Figure record listings:
↓

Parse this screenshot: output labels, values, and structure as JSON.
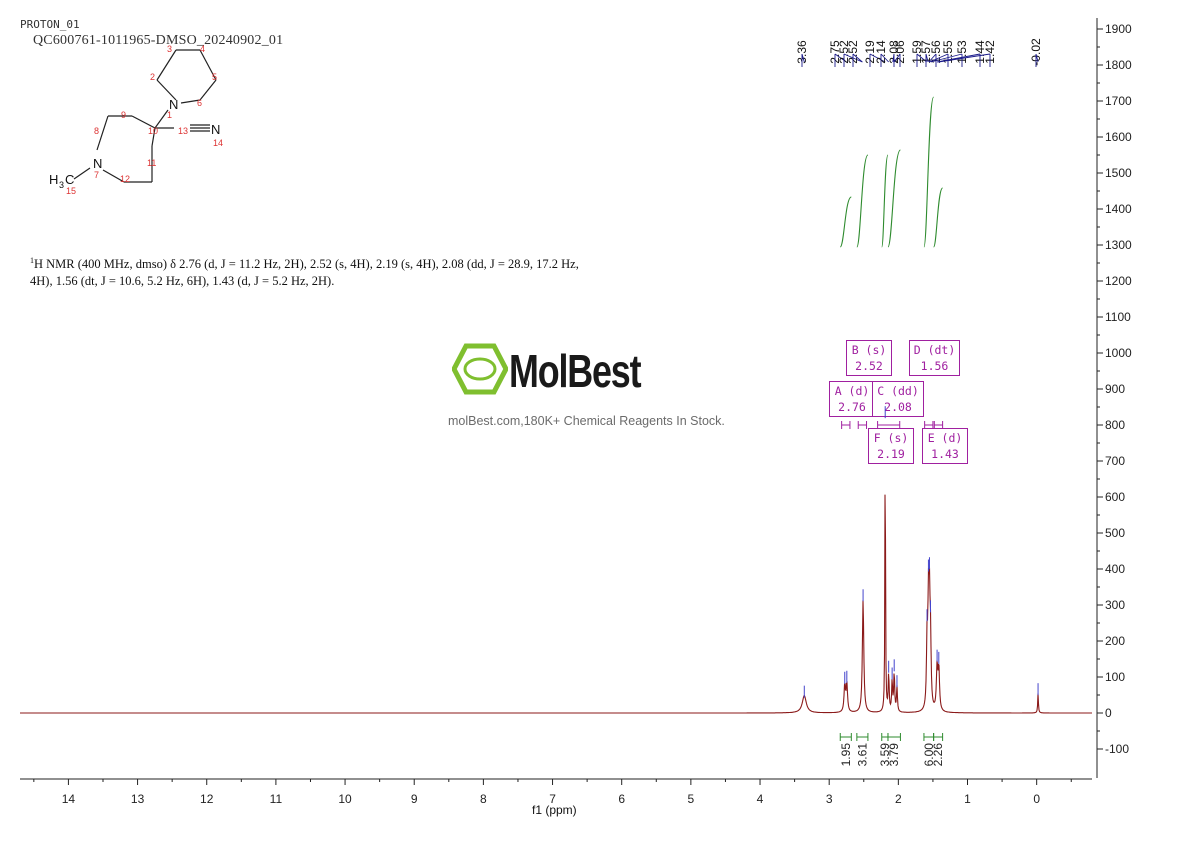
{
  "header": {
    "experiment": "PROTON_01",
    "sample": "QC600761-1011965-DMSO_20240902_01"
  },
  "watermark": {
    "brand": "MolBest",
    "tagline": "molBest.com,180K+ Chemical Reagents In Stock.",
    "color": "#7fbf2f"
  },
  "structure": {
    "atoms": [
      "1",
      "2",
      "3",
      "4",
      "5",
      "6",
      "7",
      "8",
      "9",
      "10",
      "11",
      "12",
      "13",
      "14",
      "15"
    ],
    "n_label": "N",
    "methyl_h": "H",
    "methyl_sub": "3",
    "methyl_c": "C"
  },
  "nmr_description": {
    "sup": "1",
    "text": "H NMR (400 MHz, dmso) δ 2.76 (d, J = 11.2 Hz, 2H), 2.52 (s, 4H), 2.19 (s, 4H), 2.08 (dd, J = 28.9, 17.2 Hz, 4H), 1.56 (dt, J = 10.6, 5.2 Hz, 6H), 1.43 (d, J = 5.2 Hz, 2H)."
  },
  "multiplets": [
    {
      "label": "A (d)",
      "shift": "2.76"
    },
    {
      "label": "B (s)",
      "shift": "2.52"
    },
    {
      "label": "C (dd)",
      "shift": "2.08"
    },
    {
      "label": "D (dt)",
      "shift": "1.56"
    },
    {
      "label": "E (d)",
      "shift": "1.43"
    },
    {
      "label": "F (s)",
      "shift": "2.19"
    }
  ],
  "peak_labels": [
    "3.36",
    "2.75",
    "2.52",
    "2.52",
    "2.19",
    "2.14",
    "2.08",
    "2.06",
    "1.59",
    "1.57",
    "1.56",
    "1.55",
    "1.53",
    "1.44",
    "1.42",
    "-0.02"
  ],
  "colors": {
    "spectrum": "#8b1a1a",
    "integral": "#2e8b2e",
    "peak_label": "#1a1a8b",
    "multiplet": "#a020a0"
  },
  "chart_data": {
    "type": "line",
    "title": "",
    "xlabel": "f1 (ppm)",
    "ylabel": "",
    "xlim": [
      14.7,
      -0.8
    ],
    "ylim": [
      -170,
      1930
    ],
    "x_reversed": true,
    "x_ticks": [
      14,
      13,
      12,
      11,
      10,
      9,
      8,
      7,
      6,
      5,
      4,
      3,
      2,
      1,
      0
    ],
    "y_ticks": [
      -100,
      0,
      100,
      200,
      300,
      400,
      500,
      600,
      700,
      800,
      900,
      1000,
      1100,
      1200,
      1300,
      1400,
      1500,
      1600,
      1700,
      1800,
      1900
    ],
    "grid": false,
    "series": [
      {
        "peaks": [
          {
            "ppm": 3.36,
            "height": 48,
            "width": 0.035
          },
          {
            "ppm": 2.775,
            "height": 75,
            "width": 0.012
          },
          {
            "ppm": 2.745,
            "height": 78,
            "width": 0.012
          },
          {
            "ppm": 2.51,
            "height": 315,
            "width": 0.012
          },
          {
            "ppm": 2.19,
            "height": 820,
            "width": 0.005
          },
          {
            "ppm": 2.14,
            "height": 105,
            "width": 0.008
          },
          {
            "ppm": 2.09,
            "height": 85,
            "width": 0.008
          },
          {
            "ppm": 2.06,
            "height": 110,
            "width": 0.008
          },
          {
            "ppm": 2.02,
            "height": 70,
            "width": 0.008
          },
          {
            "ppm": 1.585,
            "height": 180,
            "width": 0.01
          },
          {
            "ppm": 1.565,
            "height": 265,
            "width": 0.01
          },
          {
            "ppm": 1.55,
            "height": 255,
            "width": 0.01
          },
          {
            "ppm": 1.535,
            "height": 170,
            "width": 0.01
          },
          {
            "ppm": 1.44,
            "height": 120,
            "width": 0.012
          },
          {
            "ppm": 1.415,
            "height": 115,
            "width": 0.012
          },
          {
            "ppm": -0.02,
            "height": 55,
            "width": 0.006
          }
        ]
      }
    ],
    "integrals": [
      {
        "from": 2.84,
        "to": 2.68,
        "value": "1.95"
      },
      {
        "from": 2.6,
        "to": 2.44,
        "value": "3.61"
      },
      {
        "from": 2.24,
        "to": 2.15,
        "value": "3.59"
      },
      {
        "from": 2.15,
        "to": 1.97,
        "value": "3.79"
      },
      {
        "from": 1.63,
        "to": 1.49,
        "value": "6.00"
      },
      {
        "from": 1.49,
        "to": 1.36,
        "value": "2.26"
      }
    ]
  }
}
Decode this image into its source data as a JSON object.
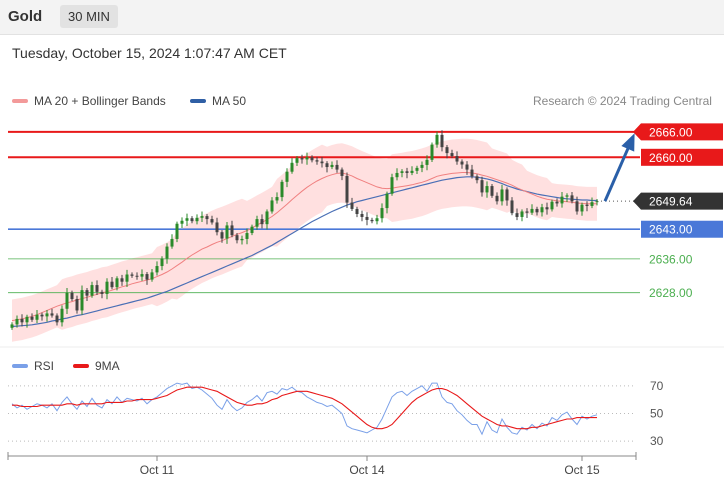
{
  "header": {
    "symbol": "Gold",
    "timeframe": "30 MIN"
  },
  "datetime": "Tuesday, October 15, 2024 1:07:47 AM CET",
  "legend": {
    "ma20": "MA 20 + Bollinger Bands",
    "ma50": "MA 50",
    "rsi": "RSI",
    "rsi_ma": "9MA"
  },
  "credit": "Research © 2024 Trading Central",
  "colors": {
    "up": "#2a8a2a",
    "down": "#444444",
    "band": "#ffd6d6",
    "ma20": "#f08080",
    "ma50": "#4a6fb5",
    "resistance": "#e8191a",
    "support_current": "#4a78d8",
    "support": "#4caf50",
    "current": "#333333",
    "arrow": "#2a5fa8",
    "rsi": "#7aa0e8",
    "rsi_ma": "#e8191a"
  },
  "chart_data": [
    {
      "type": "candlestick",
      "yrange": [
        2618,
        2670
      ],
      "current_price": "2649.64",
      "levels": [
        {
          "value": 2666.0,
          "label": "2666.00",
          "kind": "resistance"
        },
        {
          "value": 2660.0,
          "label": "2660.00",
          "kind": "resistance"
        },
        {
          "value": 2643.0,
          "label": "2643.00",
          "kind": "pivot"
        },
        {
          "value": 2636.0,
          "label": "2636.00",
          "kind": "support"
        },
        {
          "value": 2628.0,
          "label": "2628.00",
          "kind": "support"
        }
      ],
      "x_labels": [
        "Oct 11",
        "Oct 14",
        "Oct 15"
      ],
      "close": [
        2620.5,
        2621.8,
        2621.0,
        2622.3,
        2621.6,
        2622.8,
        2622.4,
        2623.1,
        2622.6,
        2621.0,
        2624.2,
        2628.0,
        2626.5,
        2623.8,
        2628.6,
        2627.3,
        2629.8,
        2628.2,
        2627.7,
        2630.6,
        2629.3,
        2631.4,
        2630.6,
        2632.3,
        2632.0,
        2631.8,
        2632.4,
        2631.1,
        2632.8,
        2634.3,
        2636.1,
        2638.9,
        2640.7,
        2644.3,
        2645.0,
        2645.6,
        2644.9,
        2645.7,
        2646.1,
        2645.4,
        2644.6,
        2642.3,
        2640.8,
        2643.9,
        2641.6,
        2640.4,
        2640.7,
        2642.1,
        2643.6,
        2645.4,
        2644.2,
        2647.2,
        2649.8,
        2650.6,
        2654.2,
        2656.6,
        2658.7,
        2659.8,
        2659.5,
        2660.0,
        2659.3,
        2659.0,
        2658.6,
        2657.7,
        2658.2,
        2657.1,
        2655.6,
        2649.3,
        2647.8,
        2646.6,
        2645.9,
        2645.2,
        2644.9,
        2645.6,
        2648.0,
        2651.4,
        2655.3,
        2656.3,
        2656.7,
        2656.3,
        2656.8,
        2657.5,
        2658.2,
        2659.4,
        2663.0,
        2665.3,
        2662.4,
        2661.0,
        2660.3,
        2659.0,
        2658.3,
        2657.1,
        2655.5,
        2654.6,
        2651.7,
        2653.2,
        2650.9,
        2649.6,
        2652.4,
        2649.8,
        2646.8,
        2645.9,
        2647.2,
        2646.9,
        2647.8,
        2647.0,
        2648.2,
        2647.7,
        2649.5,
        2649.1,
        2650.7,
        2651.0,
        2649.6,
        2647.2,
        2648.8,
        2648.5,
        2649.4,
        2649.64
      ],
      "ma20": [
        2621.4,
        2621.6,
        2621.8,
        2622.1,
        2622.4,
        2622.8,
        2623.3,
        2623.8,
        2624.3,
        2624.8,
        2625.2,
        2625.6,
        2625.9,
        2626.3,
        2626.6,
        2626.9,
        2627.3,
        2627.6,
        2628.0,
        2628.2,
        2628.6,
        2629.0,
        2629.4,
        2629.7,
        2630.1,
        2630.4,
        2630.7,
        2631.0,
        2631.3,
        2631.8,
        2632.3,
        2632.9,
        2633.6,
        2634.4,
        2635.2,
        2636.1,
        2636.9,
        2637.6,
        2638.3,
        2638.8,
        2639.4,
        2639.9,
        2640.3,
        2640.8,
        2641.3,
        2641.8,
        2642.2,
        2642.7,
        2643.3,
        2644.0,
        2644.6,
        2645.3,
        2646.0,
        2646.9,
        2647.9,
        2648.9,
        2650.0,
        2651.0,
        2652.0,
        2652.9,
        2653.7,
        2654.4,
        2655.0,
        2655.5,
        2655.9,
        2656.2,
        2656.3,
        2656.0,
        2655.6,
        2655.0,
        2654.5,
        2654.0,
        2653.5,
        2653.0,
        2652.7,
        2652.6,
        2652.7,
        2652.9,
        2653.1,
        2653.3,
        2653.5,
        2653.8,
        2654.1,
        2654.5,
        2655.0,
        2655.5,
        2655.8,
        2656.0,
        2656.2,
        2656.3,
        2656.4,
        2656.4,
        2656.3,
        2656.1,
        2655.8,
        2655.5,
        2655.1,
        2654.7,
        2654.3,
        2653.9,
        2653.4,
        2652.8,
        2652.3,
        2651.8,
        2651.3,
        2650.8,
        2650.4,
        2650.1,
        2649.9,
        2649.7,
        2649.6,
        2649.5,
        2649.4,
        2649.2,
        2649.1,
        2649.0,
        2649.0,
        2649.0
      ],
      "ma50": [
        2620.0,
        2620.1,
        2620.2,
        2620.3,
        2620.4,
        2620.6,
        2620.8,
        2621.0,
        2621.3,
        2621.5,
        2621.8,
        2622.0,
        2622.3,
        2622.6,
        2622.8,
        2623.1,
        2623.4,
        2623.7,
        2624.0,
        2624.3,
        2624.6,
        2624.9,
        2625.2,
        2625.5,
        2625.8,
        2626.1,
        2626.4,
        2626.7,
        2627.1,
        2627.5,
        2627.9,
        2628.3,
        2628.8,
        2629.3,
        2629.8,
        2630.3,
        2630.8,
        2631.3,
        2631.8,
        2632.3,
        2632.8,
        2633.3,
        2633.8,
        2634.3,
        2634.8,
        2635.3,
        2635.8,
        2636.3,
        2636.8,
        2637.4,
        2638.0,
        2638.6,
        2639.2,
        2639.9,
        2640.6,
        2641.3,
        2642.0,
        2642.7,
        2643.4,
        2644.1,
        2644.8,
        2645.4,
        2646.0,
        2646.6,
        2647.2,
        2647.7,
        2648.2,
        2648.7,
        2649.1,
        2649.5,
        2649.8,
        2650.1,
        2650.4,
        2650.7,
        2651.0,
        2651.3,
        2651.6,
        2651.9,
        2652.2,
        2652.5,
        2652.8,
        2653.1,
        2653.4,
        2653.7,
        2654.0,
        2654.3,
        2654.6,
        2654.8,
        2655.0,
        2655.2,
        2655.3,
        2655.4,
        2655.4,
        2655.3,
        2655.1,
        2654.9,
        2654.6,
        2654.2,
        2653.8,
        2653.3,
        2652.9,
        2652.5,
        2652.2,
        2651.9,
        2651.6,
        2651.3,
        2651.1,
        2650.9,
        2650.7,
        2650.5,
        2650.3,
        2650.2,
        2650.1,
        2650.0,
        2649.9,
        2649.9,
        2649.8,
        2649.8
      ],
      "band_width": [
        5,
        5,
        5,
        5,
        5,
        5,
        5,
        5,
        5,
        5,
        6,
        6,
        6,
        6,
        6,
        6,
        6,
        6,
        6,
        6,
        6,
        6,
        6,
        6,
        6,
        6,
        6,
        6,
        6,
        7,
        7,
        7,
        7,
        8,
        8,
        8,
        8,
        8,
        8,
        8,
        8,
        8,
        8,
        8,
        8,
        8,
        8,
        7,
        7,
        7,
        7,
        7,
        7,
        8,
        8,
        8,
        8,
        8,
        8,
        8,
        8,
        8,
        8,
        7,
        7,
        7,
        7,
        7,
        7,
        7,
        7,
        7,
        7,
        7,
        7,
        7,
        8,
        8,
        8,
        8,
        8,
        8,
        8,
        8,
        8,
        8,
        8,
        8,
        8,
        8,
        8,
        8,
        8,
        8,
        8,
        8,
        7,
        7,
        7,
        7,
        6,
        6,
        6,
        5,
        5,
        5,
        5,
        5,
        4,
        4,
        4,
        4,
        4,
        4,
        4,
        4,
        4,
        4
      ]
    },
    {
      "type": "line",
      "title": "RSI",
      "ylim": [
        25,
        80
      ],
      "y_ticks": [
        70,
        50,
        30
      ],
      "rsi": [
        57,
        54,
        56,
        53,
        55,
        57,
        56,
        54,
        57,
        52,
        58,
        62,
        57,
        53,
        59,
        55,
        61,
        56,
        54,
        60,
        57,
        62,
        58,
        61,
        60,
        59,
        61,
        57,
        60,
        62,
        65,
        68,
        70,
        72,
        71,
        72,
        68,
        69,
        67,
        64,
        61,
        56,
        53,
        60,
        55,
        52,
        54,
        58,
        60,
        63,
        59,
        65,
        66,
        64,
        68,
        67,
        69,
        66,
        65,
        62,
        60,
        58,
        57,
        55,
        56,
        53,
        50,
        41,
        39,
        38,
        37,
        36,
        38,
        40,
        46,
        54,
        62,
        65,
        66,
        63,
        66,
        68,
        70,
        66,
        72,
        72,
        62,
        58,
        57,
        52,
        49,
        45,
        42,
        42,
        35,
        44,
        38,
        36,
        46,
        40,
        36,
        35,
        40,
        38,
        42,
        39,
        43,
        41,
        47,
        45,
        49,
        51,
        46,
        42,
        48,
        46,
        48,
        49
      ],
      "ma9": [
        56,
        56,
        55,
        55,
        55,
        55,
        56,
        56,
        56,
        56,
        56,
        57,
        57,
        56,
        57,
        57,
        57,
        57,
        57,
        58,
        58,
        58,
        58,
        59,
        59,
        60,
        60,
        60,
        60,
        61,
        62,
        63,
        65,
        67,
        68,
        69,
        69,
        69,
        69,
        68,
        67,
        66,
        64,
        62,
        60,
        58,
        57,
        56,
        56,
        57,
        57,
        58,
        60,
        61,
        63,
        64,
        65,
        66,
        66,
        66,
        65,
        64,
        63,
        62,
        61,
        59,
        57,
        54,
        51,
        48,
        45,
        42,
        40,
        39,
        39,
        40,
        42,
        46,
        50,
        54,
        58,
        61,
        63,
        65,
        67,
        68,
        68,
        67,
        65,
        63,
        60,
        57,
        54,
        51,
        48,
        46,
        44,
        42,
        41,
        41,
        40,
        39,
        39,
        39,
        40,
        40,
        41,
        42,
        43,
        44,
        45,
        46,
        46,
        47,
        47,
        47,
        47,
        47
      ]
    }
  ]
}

↑

Look through the lines above and collect those with the word "type".

_RESPONSE TO THIS TASK_
    "type": "line",
      "type": "candlestick",
      "type": "line",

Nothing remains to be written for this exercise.